Given records:
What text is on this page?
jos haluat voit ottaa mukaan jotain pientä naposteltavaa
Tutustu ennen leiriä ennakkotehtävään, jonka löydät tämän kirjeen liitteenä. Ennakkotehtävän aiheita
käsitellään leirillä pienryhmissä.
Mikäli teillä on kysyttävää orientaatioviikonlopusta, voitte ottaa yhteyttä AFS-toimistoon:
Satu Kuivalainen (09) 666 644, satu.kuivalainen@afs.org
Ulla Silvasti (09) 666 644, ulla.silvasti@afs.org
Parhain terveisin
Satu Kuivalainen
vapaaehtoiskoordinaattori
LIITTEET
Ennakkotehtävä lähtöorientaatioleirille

Work to complete: Reproduce the entries above exactly.

Result below:
What text is on this page?
jos haluat voit ottaa mukaan jotain pientä naposteltavaa
Tutustu ennen leiriä ennakkotehtävään, jonka löydät tämän kirjeen liitteenä. Ennakkotehtävän aiheita
käsitellään leirillä pienryhmissä.
Mikäli teillä on kysyttävää orientaatioviikonlopusta, voitte ottaa yhteyttä AFS-toimistoon:
Satu Kuivalainen (09) 666 644, satu.kuivalainen@afs.org
Ulla Silvasti (09) 666 644, ulla.silvasti@afs.org
Parhain terveisin
Satu Kuivalainen
vapaaehtoiskoordinaattori
LIITTEET
Ennakkotehtävä lähtöorientaatioleirille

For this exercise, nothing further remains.